WHAT YOU SHOULD DO:
Repeat the material below word for word and leave out all pictures.

[Data listing]

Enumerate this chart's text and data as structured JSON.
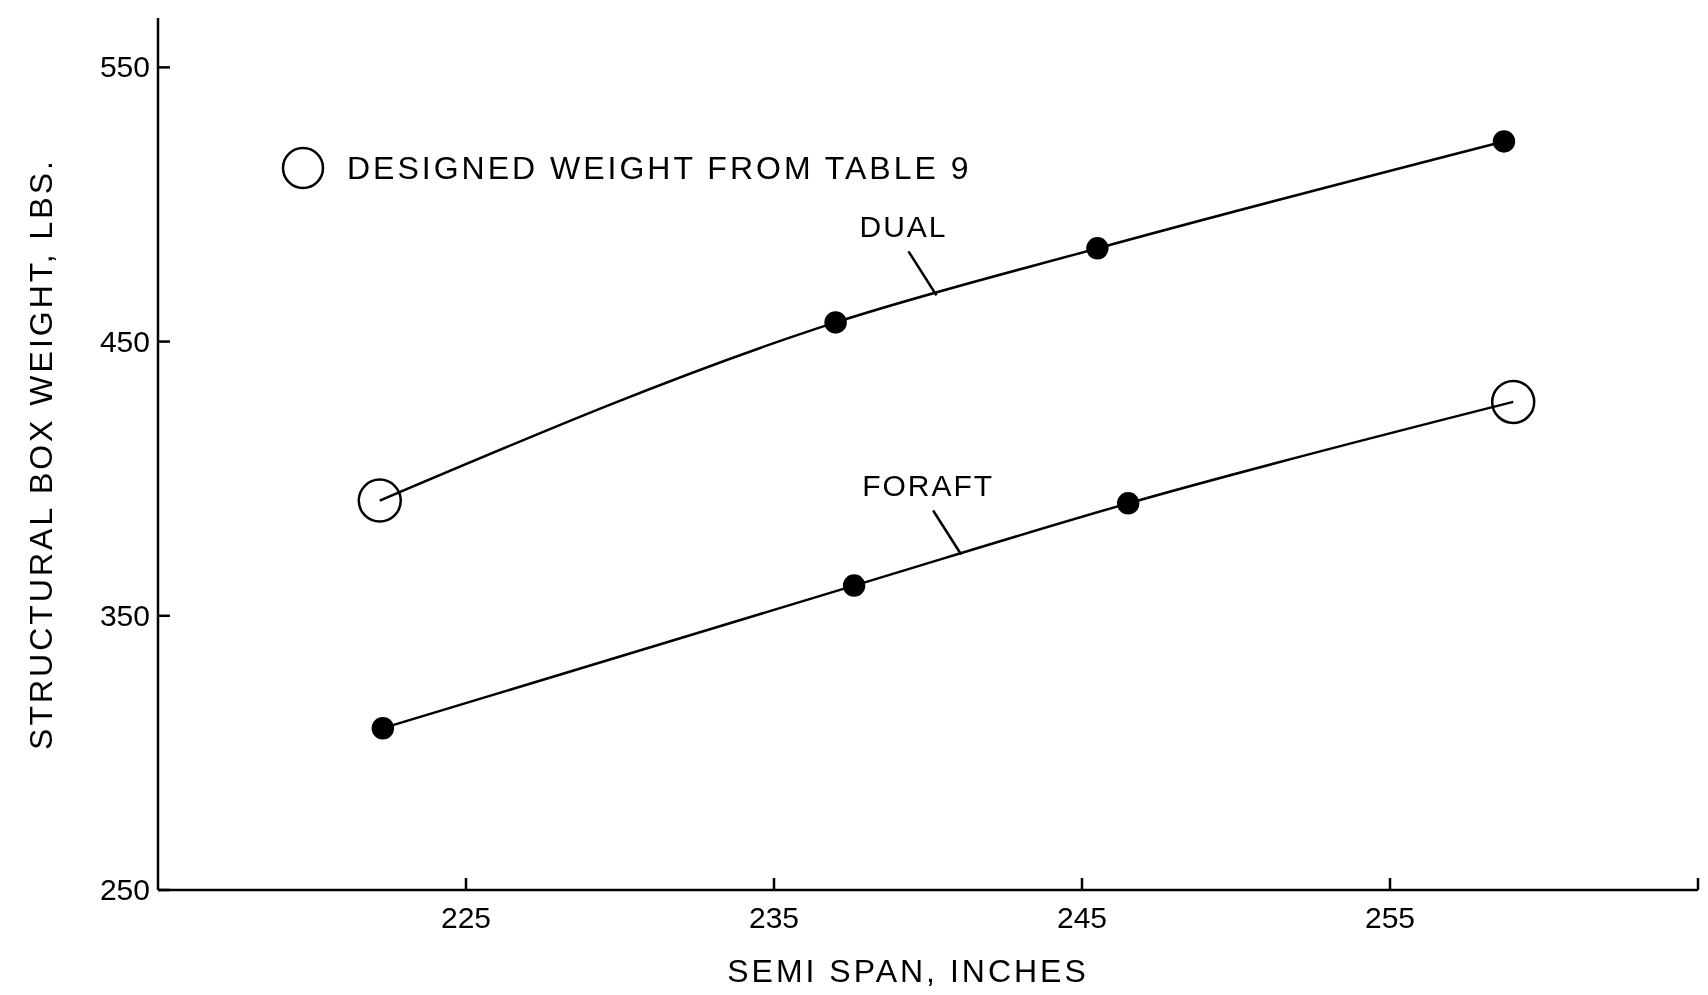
{
  "chart_data": {
    "type": "line",
    "xlabel": "SEMI SPAN, INCHES",
    "ylabel": "STRUCTURAL BOX WEIGHT, LBS.",
    "xlim": [
      215,
      265
    ],
    "xticks": [
      225,
      235,
      245,
      255
    ],
    "ylim": [
      250,
      568
    ],
    "yticks": [
      250,
      350,
      450,
      550
    ],
    "grid": false,
    "legend": "top left",
    "line_style": "solid",
    "series": [
      {
        "name": "DUAL",
        "color": "#000000",
        "marker": "none",
        "x": [
          222.2,
          237.0,
          245.5,
          258.7
        ],
        "values": [
          392,
          457,
          484,
          523
        ]
      },
      {
        "name": "FORAFT",
        "color": "#000000",
        "marker": "none",
        "x": [
          222.3,
          237.6,
          246.5,
          259.0
        ],
        "values": [
          309,
          361,
          391,
          428
        ]
      },
      {
        "type": "scatter",
        "color": "#000000",
        "marker": "circle",
        "x": [
          237.0,
          245.5,
          258.7,
          222.3,
          237.6,
          246.5
        ],
        "values": [
          457,
          484,
          523,
          309,
          361,
          391
        ]
      },
      {
        "name": "DESIGNED WEIGHT FROM TABLE 9",
        "type": "scatter",
        "color": "#000000",
        "marker": "circle",
        "x": [
          222.2,
          259.0
        ],
        "values": [
          392,
          428
        ]
      }
    ]
  }
}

CORRECT RESPONSE:
Enumerate this chart's text and data as structured JSON.
{
  "chart_data": {
    "type": "line",
    "xlabel": "SEMI SPAN, INCHES",
    "ylabel": "STRUCTURAL BOX WEIGHT, LBS.",
    "xlim": [
      215,
      265
    ],
    "xticks": [
      225,
      235,
      245,
      255
    ],
    "ylim": [
      250,
      568
    ],
    "yticks": [
      250,
      350,
      450,
      550
    ],
    "grid": false,
    "legend": "top left",
    "line_style": "solid",
    "series": [
      {
        "name": "DUAL",
        "color": "#000000",
        "marker": "none",
        "x": [
          222.2,
          237.0,
          245.5,
          258.7
        ],
        "values": [
          392,
          457,
          484,
          523
        ]
      },
      {
        "name": "FORAFT",
        "color": "#000000",
        "marker": "none",
        "x": [
          222.3,
          237.6,
          246.5,
          259.0
        ],
        "values": [
          309,
          361,
          391,
          428
        ]
      },
      {
        "type": "scatter",
        "color": "#000000",
        "marker": "circle",
        "x": [
          237.0,
          245.5,
          258.7,
          222.3,
          237.6,
          246.5
        ],
        "values": [
          457,
          484,
          523,
          309,
          361,
          391
        ]
      },
      {
        "name": "DESIGNED WEIGHT FROM TABLE 9",
        "type": "scatter",
        "color": "#000000",
        "marker": "circle",
        "x": [
          222.2,
          259.0
        ],
        "values": [
          392,
          428
        ]
      }
    ]
  }
}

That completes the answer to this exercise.